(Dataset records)
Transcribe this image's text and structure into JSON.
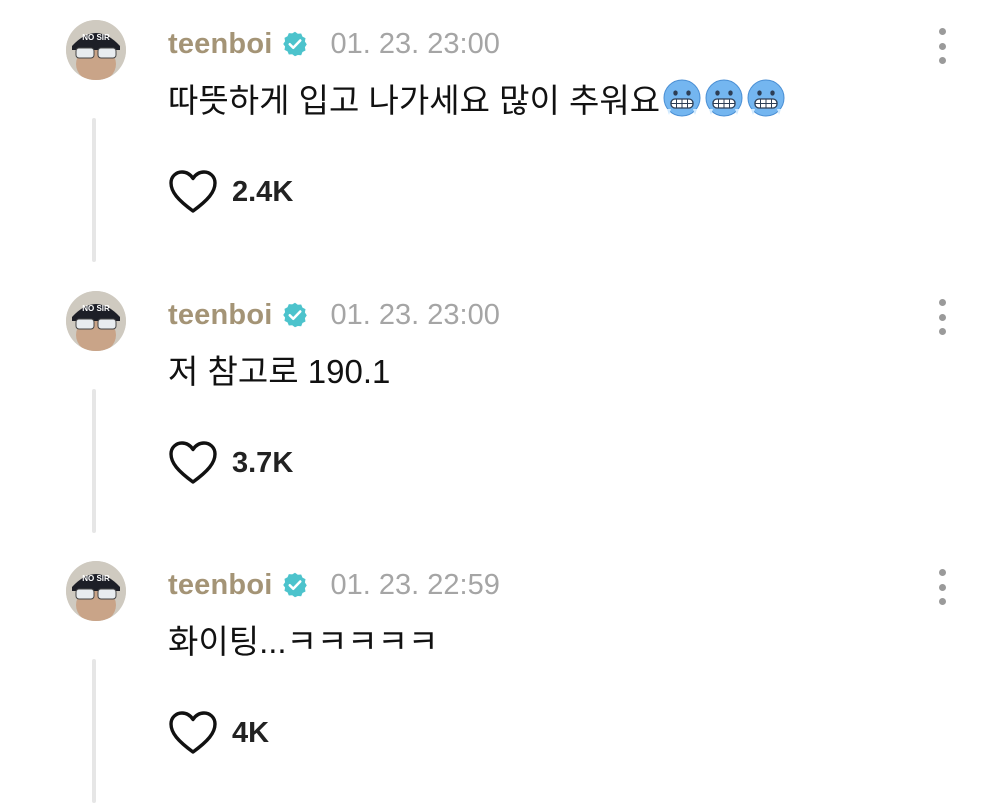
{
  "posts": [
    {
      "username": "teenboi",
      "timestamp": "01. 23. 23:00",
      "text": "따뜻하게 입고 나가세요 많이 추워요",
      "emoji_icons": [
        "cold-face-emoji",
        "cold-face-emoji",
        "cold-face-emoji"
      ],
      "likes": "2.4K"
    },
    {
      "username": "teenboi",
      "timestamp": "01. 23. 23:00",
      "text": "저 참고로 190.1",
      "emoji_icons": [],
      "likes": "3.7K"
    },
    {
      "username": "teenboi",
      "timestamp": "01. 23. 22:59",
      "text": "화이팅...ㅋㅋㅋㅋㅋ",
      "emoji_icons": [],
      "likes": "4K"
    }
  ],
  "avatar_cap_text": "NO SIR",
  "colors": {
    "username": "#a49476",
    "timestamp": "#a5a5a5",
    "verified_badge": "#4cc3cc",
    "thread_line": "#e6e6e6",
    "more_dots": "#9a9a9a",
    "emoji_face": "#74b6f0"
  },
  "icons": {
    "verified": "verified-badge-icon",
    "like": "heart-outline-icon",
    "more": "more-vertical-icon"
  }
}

*REQUIRED TASK:* Quote the data above in full, leaving out the pictures it holds.

*REPLY TO THE EXERCISE:*
Transcribe this image's text and structure into JSON.
{
  "posts": [
    {
      "username": "teenboi",
      "timestamp": "01. 23. 23:00",
      "text": "따뜻하게 입고 나가세요 많이 추워요",
      "emoji_icons": [
        "cold-face-emoji",
        "cold-face-emoji",
        "cold-face-emoji"
      ],
      "likes": "2.4K"
    },
    {
      "username": "teenboi",
      "timestamp": "01. 23. 23:00",
      "text": "저 참고로 190.1",
      "emoji_icons": [],
      "likes": "3.7K"
    },
    {
      "username": "teenboi",
      "timestamp": "01. 23. 22:59",
      "text": "화이팅...ㅋㅋㅋㅋㅋ",
      "emoji_icons": [],
      "likes": "4K"
    }
  ],
  "avatar_cap_text": "NO SIR",
  "colors": {
    "username": "#a49476",
    "timestamp": "#a5a5a5",
    "verified_badge": "#4cc3cc",
    "thread_line": "#e6e6e6",
    "more_dots": "#9a9a9a",
    "emoji_face": "#74b6f0"
  },
  "icons": {
    "verified": "verified-badge-icon",
    "like": "heart-outline-icon",
    "more": "more-vertical-icon"
  }
}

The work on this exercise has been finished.